*Working data:*
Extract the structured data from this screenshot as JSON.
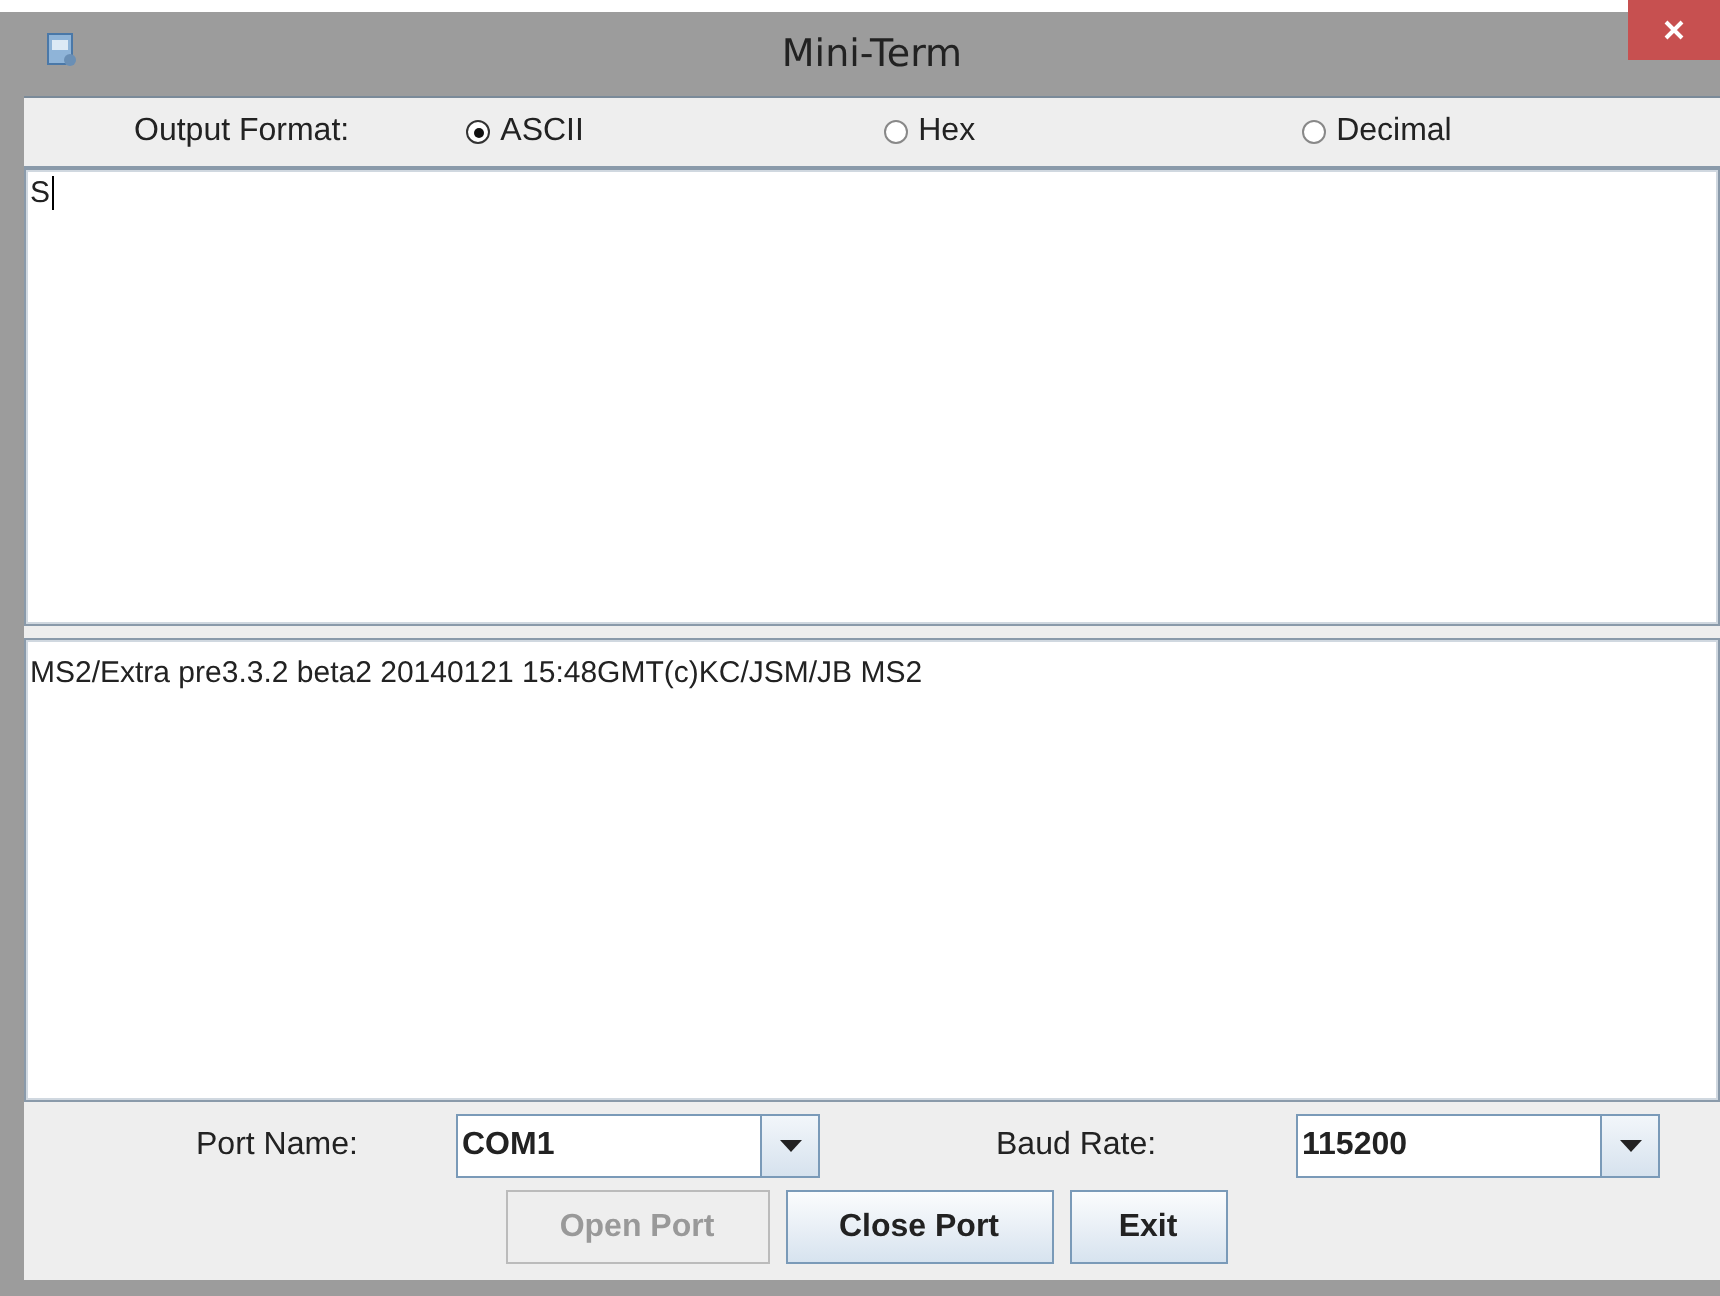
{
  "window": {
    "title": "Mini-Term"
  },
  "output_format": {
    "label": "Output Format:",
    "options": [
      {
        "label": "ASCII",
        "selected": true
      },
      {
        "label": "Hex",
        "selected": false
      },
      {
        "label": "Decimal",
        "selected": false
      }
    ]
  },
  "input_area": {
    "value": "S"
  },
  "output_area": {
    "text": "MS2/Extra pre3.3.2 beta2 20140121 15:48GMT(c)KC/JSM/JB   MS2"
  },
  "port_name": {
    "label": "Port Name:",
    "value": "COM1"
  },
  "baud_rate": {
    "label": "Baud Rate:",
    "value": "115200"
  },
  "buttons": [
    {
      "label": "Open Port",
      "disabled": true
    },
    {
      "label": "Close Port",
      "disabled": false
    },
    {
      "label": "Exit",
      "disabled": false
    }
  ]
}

--

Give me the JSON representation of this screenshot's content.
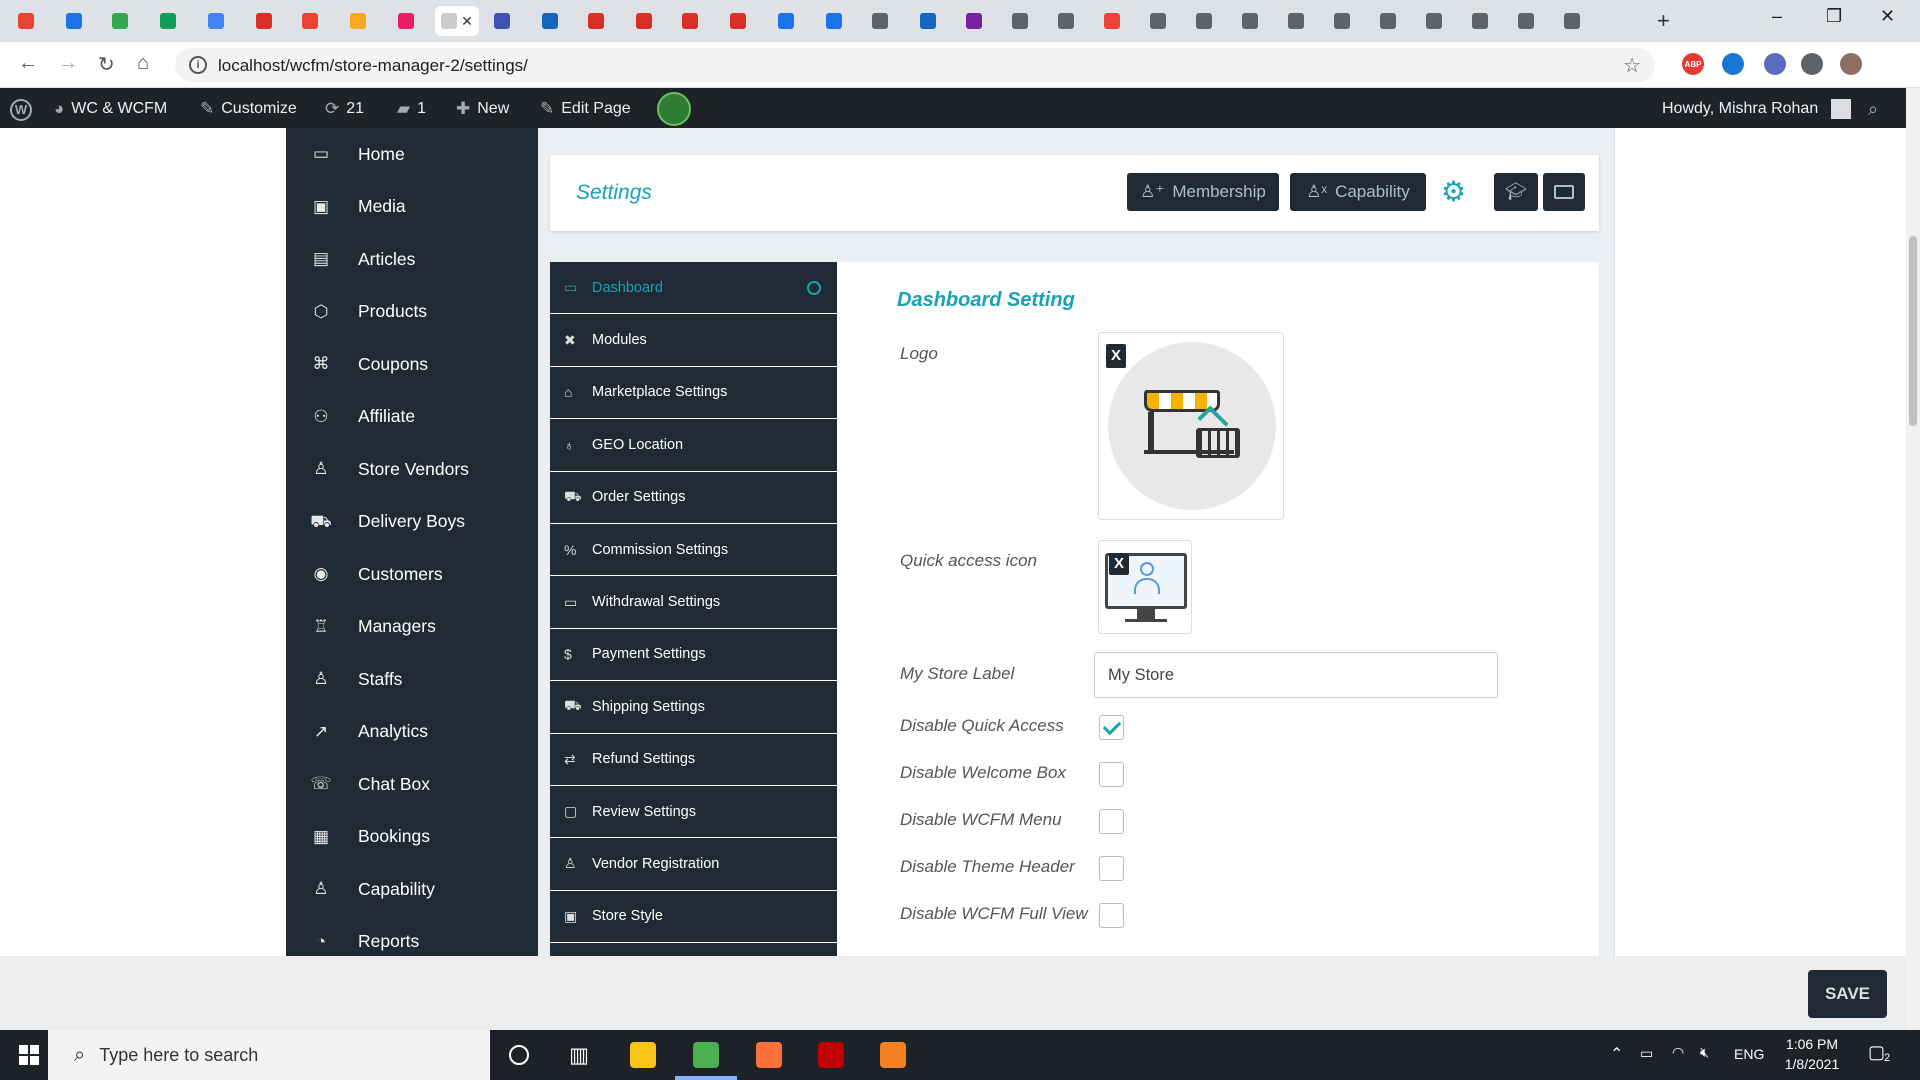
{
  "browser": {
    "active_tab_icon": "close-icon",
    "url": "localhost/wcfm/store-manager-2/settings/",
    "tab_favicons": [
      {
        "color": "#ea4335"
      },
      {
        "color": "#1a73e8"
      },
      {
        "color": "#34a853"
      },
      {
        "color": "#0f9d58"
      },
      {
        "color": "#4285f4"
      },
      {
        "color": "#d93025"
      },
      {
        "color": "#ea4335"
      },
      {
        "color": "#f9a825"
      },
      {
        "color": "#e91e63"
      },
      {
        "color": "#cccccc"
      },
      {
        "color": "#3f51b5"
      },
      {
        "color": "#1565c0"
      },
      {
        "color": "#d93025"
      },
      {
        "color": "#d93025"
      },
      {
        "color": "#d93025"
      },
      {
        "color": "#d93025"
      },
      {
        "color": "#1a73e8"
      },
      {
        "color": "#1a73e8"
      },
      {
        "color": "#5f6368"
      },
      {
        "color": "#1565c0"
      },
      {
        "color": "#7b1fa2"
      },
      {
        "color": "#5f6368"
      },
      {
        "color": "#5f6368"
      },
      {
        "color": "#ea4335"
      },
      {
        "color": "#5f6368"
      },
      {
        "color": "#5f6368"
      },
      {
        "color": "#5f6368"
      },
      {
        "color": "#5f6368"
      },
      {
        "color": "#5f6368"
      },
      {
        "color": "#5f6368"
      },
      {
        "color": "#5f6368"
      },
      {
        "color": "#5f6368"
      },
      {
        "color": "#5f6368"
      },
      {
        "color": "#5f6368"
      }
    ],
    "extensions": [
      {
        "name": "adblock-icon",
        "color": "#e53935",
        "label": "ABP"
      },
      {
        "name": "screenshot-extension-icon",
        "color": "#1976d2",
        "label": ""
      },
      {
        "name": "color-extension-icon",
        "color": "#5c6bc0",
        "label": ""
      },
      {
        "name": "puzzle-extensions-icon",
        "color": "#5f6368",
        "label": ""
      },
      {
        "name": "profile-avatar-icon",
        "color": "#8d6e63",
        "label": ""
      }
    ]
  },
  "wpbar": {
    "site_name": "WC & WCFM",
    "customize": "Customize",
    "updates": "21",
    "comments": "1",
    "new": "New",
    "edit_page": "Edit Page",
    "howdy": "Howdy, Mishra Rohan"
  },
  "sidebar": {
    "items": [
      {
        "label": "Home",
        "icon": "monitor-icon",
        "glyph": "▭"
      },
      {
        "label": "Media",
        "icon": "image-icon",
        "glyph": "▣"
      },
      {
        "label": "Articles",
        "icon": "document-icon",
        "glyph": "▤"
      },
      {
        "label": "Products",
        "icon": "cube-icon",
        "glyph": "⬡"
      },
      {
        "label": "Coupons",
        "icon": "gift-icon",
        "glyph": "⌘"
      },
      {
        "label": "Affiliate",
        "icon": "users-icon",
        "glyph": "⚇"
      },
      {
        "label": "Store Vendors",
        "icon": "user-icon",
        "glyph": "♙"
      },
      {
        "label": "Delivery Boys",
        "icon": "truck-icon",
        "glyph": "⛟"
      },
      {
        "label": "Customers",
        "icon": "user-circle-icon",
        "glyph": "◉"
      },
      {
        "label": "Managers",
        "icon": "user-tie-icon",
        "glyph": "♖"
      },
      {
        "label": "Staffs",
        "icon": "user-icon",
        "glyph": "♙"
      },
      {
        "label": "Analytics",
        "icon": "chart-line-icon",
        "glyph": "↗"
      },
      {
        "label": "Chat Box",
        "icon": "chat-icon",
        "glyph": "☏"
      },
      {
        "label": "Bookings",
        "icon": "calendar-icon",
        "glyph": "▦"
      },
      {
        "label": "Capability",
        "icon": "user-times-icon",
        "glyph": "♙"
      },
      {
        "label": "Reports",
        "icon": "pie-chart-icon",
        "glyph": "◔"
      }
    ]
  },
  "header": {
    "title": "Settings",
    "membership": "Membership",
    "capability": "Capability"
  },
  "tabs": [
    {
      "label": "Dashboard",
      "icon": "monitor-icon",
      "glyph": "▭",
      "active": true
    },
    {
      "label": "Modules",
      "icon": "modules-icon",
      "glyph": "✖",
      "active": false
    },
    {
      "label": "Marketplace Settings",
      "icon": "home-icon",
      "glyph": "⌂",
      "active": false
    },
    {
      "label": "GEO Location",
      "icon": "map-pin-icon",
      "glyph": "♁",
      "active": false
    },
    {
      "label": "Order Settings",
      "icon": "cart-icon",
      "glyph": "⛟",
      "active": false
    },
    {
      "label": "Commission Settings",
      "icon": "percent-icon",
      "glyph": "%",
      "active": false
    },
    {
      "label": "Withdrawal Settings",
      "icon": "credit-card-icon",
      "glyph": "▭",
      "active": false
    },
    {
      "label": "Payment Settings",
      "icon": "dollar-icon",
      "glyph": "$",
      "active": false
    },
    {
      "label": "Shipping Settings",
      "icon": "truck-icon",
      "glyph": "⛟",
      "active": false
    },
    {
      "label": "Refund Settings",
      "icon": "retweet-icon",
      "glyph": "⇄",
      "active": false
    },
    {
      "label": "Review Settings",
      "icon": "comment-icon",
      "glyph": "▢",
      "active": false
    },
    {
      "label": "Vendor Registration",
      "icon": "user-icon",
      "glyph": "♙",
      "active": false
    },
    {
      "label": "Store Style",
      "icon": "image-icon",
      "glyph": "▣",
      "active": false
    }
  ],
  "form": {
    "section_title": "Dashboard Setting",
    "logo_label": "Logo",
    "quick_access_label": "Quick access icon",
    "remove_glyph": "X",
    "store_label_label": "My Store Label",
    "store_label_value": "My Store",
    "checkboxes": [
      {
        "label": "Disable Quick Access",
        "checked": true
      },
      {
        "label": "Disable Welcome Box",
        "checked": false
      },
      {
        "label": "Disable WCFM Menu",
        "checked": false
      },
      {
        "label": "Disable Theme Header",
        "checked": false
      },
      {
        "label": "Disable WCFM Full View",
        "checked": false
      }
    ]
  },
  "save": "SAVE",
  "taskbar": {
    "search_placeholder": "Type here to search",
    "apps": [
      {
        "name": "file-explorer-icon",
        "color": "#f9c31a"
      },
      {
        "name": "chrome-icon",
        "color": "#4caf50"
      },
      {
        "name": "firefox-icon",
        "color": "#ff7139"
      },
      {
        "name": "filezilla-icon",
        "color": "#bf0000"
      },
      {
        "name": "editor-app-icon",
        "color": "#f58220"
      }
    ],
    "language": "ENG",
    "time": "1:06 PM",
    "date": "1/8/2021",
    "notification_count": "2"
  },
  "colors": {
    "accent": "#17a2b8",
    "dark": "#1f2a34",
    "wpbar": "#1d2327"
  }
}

*What you have to do:* Check each line above for the word "chart", and copy the lines where it appears.

*Correct answer:*
        "icon": "chart-line-icon",
        "icon": "pie-chart-icon",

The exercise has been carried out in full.